Extract the complete listing and output it unchanged.

-=-=-

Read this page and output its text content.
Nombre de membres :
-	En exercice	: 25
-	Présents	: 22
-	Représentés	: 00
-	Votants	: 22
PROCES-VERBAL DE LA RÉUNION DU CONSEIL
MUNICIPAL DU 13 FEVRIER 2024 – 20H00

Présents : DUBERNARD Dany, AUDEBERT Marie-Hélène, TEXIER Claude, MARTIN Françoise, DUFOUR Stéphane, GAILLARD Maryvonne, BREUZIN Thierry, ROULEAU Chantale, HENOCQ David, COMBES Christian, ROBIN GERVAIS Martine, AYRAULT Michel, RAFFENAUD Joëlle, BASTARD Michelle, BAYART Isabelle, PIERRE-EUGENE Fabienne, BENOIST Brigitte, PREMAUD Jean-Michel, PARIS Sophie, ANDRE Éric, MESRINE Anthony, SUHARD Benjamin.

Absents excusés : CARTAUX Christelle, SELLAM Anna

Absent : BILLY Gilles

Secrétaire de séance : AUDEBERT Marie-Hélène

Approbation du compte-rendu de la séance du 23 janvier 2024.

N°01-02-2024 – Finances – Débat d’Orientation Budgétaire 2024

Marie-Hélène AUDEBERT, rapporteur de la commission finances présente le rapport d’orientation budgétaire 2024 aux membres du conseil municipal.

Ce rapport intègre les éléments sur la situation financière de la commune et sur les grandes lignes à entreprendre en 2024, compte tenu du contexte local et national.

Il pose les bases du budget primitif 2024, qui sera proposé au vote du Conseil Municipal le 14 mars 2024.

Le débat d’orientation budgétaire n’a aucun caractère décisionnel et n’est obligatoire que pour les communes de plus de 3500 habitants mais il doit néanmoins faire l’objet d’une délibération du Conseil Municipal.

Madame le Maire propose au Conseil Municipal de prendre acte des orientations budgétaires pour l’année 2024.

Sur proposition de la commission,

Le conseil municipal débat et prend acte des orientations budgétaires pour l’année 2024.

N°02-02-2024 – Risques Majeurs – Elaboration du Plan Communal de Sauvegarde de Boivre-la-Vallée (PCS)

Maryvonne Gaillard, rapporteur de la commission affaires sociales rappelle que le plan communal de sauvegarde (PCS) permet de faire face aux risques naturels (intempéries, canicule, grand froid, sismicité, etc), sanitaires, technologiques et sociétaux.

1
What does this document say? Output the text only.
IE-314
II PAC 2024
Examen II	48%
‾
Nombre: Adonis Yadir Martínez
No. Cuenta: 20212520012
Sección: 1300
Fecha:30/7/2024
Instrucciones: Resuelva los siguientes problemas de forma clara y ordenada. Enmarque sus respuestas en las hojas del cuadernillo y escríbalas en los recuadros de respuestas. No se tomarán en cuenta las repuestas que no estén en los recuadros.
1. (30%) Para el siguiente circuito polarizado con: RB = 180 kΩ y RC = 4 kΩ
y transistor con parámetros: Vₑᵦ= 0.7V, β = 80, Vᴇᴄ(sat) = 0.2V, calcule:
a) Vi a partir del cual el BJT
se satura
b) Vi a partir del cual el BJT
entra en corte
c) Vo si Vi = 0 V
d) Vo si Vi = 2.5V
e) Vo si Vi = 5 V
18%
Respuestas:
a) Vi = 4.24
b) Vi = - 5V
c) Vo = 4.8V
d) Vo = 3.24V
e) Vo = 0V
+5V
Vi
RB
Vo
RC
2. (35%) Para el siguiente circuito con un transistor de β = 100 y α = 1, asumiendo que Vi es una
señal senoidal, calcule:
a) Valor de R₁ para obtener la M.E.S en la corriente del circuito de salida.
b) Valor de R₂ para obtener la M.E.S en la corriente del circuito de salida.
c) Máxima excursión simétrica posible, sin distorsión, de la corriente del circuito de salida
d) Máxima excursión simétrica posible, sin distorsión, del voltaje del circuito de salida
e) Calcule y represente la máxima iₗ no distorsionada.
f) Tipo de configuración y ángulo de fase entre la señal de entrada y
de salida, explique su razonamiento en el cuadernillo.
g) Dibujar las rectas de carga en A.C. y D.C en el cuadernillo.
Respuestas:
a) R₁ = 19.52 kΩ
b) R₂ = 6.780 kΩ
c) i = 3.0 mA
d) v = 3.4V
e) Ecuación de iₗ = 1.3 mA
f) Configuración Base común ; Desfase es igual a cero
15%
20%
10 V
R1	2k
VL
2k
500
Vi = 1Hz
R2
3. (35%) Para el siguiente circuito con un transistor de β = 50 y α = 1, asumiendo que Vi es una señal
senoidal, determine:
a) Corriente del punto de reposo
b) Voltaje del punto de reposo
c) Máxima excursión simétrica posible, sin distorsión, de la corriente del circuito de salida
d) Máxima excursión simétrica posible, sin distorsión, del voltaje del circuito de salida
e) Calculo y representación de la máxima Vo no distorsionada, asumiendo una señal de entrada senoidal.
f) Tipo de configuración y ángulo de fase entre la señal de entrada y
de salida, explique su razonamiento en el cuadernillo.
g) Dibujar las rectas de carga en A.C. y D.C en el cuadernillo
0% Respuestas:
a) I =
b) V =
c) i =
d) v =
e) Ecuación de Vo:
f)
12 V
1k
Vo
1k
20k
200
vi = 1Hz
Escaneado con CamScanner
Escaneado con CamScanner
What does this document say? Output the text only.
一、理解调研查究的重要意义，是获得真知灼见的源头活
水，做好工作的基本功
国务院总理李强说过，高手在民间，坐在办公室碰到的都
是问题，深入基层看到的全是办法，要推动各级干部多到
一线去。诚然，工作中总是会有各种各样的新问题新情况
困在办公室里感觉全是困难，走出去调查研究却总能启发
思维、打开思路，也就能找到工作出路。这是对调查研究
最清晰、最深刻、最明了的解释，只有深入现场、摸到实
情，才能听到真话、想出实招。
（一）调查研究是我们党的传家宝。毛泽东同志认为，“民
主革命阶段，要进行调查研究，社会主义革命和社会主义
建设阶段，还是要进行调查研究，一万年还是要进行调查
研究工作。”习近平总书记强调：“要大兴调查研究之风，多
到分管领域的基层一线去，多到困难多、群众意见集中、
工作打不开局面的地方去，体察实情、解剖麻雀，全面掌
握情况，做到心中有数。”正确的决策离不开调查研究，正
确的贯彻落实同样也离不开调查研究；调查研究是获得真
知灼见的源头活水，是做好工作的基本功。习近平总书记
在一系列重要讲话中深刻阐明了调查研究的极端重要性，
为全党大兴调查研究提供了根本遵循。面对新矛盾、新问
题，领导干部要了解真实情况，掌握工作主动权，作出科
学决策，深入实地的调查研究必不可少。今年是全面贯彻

-=-=-

= THE RESPONSE =
Read this page and output its text content.
Nombre de membres :
-	En exercice	: 25
-	Présents	: 22
-	Représentés	: 00
-	Votants	: 22
PROCES-VERBAL DE LA RÉUNION DU CONSEIL
MUNICIPAL DU 13 FEVRIER 2024 – 20H00

Présents : DUBERNARD Dany, AUDEBERT Marie-Hélène, TEXIER Claude, MARTIN Françoise, DUFOUR Stéphane, GAILLARD Maryvonne, BREUZIN Thierry, ROULEAU Chantale, HENOCQ David, COMBES Christian, ROBIN GERVAIS Martine, AYRAULT Michel, RAFFENAUD Joëlle, BASTARD Michelle, BAYART Isabelle, PIERRE-EUGENE Fabienne, BENOIST Brigitte, PREMAUD Jean-Michel, PARIS Sophie, ANDRE Éric, MESRINE Anthony, SUHARD Benjamin.

Absents excusés : CARTAUX Christelle, SELLAM Anna

Absent : BILLY Gilles

Secrétaire de séance : AUDEBERT Marie-Hélène

Approbation du compte-rendu de la séance du 23 janvier 2024.

N°01-02-2024 – Finances – Débat d’Orientation Budgétaire 2024

Marie-Hélène AUDEBERT, rapporteur de la commission finances présente le rapport d’orientation budgétaire 2024 aux membres du conseil municipal.

Ce rapport intègre les éléments sur la situation financière de la commune et sur les grandes lignes à entreprendre en 2024, compte tenu du contexte local et national.

Il pose les bases du budget primitif 2024, qui sera proposé au vote du Conseil Municipal le 14 mars 2024.

Le débat d’orientation budgétaire n’a aucun caractère décisionnel et n’est obligatoire que pour les communes de plus de 3500 habitants mais il doit néanmoins faire l’objet d’une délibération du Conseil Municipal.

Madame le Maire propose au Conseil Municipal de prendre acte des orientations budgétaires pour l’année 2024.

Sur proposition de la commission,

Le conseil municipal débat et prend acte des orientations budgétaires pour l’année 2024.

N°02-02-2024 – Risques Majeurs – Elaboration du Plan Communal de Sauvegarde de Boivre-la-Vallée (PCS)

Maryvonne Gaillard, rapporteur de la commission affaires sociales rappelle que le plan communal de sauvegarde (PCS) permet de faire face aux risques naturels (intempéries, canicule, grand froid, sismicité, etc), sanitaires, technologiques et sociétaux.

1
What does this document say? Output the text only.
IE-314
II PAC 2024
Examen II	48%
‾
Nombre: Adonis Yadir Martínez
No. Cuenta: 20212520012
Sección: 1300
Fecha:30/7/2024
Instrucciones: Resuelva los siguientes problemas de forma clara y ordenada. Enmarque sus respuestas en las hojas del cuadernillo y escríbalas en los recuadros de respuestas. No se tomarán en cuenta las repuestas que no estén en los recuadros.
1. (30%) Para el siguiente circuito polarizado con: RB = 180 kΩ y RC = 4 kΩ
y transistor con parámetros: Vₑᵦ= 0.7V, β = 80, Vᴇᴄ(sat) = 0.2V, calcule:
a) Vi a partir del cual el BJT
se satura
b) Vi a partir del cual el BJT
entra en corte
c) Vo si Vi = 0 V
d) Vo si Vi = 2.5V
e) Vo si Vi = 5 V
18%
Respuestas:
a) Vi = 4.24
b) Vi = - 5V
c) Vo = 4.8V
d) Vo = 3.24V
e) Vo = 0V
+5V
Vi
RB
Vo
RC
2. (35%) Para el siguiente circuito con un transistor de β = 100 y α = 1, asumiendo que Vi es una
señal senoidal, calcule:
a) Valor de R₁ para obtener la M.E.S en la corriente del circuito de salida.
b) Valor de R₂ para obtener la M.E.S en la corriente del circuito de salida.
c) Máxima excursión simétrica posible, sin distorsión, de la corriente del circuito de salida
d) Máxima excursión simétrica posible, sin distorsión, del voltaje del circuito de salida
e) Calcule y represente la máxima iₗ no distorsionada.
f) Tipo de configuración y ángulo de fase entre la señal de entrada y
de salida, explique su razonamiento en el cuadernillo.
g) Dibujar las rectas de carga en A.C. y D.C en el cuadernillo.
Respuestas:
a) R₁ = 19.52 kΩ
b) R₂ = 6.780 kΩ
c) i = 3.0 mA
d) v = 3.4V
e) Ecuación de iₗ = 1.3 mA
f) Configuración Base común ; Desfase es igual a cero
15%
20%
10 V
R1	2k
VL
2k
500
Vi = 1Hz
R2
3. (35%) Para el siguiente circuito con un transistor de β = 50 y α = 1, asumiendo que Vi es una señal
senoidal, determine:
a) Corriente del punto de reposo
b) Voltaje del punto de reposo
c) Máxima excursión simétrica posible, sin distorsión, de la corriente del circuito de salida
d) Máxima excursión simétrica posible, sin distorsión, del voltaje del circuito de salida
e) Calculo y representación de la máxima Vo no distorsionada, asumiendo una señal de entrada senoidal.
f) Tipo de configuración y ángulo de fase entre la señal de entrada y
de salida, explique su razonamiento en el cuadernillo.
g) Dibujar las rectas de carga en A.C. y D.C en el cuadernillo
0% Respuestas:
a) I =
b) V =
c) i =
d) v =
e) Ecuación de Vo:
f)
12 V
1k
Vo
1k
20k
200
vi = 1Hz
Escaneado con CamScanner
Escaneado con CamScanner
What does this document say? Output the text only.
一、理解调研查究的重要意义，是获得真知灼见的源头活
水，做好工作的基本功
国务院总理李强说过，高手在民间，坐在办公室碰到的都
是问题，深入基层看到的全是办法，要推动各级干部多到
一线去。诚然，工作中总是会有各种各样的新问题新情况
困在办公室里感觉全是困难，走出去调查研究却总能启发
思维、打开思路，也就能找到工作出路。这是对调查研究
最清晰、最深刻、最明了的解释，只有深入现场、摸到实
情，才能听到真话、想出实招。
（一）调查研究是我们党的传家宝。毛泽东同志认为，“民
主革命阶段，要进行调查研究，社会主义革命和社会主义
建设阶段，还是要进行调查研究，一万年还是要进行调查
研究工作。”习近平总书记强调：“要大兴调查研究之风，多
到分管领域的基层一线去，多到困难多、群众意见集中、
工作打不开局面的地方去，体察实情、解剖麻雀，全面掌
握情况，做到心中有数。”正确的决策离不开调查研究，正
确的贯彻落实同样也离不开调查研究；调查研究是获得真
知灼见的源头活水，是做好工作的基本功。习近平总书记
在一系列重要讲话中深刻阐明了调查研究的极端重要性，
为全党大兴调查研究提供了根本遵循。面对新矛盾、新问
题，领导干部要了解真实情况，掌握工作主动权，作出科
学决策，深入实地的调查研究必不可少。今年是全面贯彻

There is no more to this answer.